Given problem:
What is the number of lines in the entries that include the word "shield"? Respond with the number only.

▼

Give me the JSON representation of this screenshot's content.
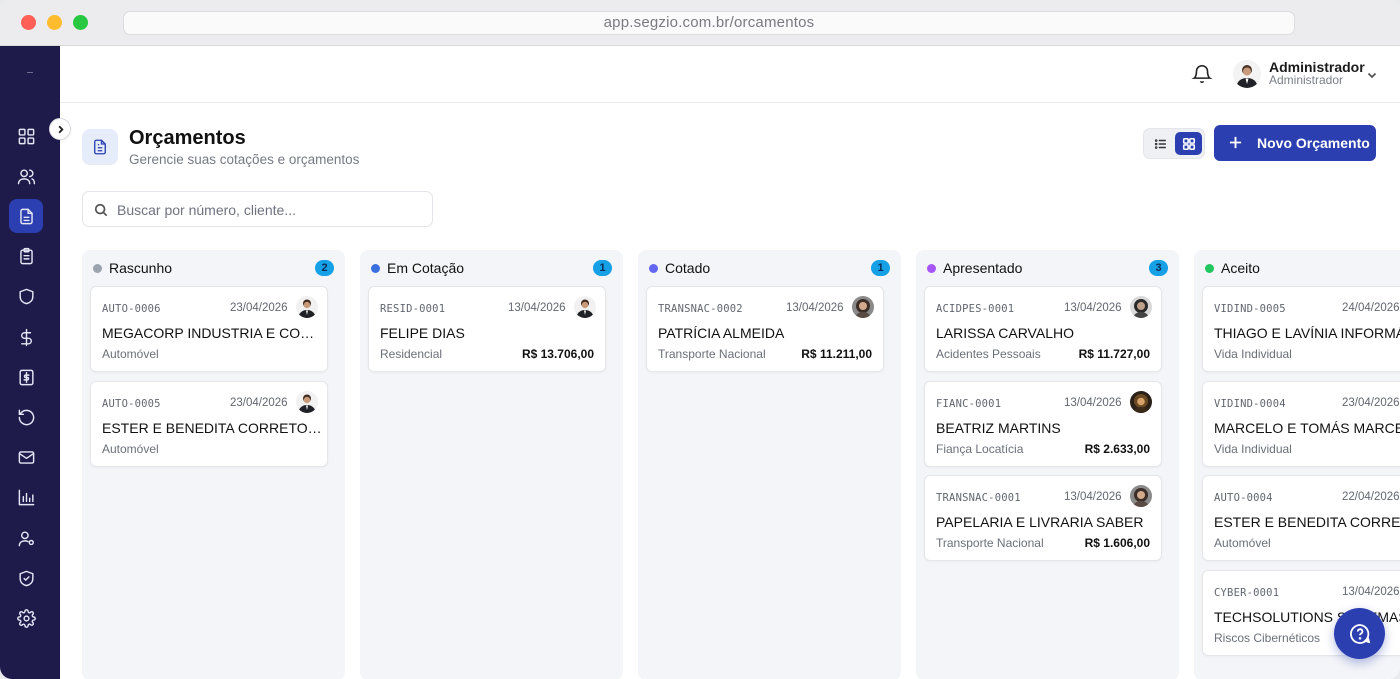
{
  "browser": {
    "url": "app.segzio.com.br/orcamentos"
  },
  "user": {
    "name": "Administrador",
    "role": "Administrador"
  },
  "page": {
    "title": "Orçamentos",
    "subtitle": "Gerencie suas cotações e orçamentos",
    "new_button": "Novo Orçamento",
    "search_placeholder": "Buscar por número, cliente...",
    "view_mode": "kanban"
  },
  "sidebar": {
    "items": [
      {
        "icon": "dashboard-icon",
        "active": false
      },
      {
        "icon": "users-icon",
        "active": false
      },
      {
        "icon": "document-icon",
        "active": true
      },
      {
        "icon": "clipboard-icon",
        "active": false
      },
      {
        "icon": "shield-icon",
        "active": false
      },
      {
        "icon": "dollar-icon",
        "active": false
      },
      {
        "icon": "receipt-dollar-icon",
        "active": false
      },
      {
        "icon": "refresh-icon",
        "active": false
      },
      {
        "icon": "mail-icon",
        "active": false
      },
      {
        "icon": "bar-chart-icon",
        "active": false
      },
      {
        "icon": "user-settings-icon",
        "active": false
      },
      {
        "icon": "shield-check-icon",
        "active": false
      },
      {
        "icon": "settings-icon",
        "active": false
      }
    ]
  },
  "colors": {
    "sidebar_bg": "#1e1b4b",
    "accent": "#2b3fb0",
    "count_badge": "#16a0e6"
  },
  "columns": [
    {
      "title": "Rascunho",
      "count": "2",
      "dot_color": "#9ca3af",
      "cards": [
        {
          "code": "AUTO-0006",
          "date": "23/04/2026",
          "name": "MEGACORP INDUSTRIA E COMERCIO",
          "type": "Automóvel",
          "value": "",
          "avatar": "man"
        },
        {
          "code": "AUTO-0005",
          "date": "23/04/2026",
          "name": "ESTER E BENEDITA CORRETORES",
          "type": "Automóvel",
          "value": "",
          "avatar": "man"
        }
      ]
    },
    {
      "title": "Em Cotação",
      "count": "1",
      "dot_color": "#3b6fe0",
      "cards": [
        {
          "code": "RESID-0001",
          "date": "13/04/2026",
          "name": "FELIPE DIAS",
          "type": "Residencial",
          "value": "R$ 13.706,00",
          "avatar": "man"
        }
      ]
    },
    {
      "title": "Cotado",
      "count": "1",
      "dot_color": "#6366f1",
      "cards": [
        {
          "code": "TRANSNAC-0002",
          "date": "13/04/2026",
          "name": "PATRÍCIA ALMEIDA",
          "type": "Transporte Nacional",
          "value": "R$ 11.211,00",
          "avatar": "woman"
        }
      ]
    },
    {
      "title": "Apresentado",
      "count": "3",
      "dot_color": "#a855f7",
      "cards": [
        {
          "code": "ACIDPES-0001",
          "date": "13/04/2026",
          "name": "LARISSA CARVALHO",
          "type": "Acidentes Pessoais",
          "value": "R$ 11.727,00",
          "avatar": "woman2"
        },
        {
          "code": "FIANC-0001",
          "date": "13/04/2026",
          "name": "BEATRIZ MARTINS",
          "type": "Fiança Locatícia",
          "value": "R$ 2.633,00",
          "avatar": "woman3"
        },
        {
          "code": "TRANSNAC-0001",
          "date": "13/04/2026",
          "name": "PAPELARIA E LIVRARIA SABER",
          "type": "Transporte Nacional",
          "value": "R$ 1.606,00",
          "avatar": "woman"
        }
      ]
    },
    {
      "title": "Aceito",
      "count": "",
      "dot_color": "#22c55e",
      "cards": [
        {
          "code": "VIDIND-0005",
          "date": "24/04/2026",
          "name": "THIAGO E LAVÍNIA INFORMÁTICA",
          "type": "Vida Individual",
          "value": "R$",
          "avatar": ""
        },
        {
          "code": "VIDIND-0004",
          "date": "23/04/2026",
          "name": "MARCELO E TOMÁS MARCENARIA",
          "type": "Vida Individual",
          "value": "R$",
          "avatar": ""
        },
        {
          "code": "AUTO-0004",
          "date": "22/04/2026",
          "name": "ESTER E BENEDITA CORRETORES",
          "type": "Automóvel",
          "value": "",
          "avatar": ""
        },
        {
          "code": "CYBER-0001",
          "date": "13/04/2026",
          "name": "TECHSOLUTIONS SISTEMAS",
          "type": "Riscos Cibernéticos",
          "value": "",
          "avatar": ""
        }
      ]
    }
  ]
}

▲

Exercise response:
2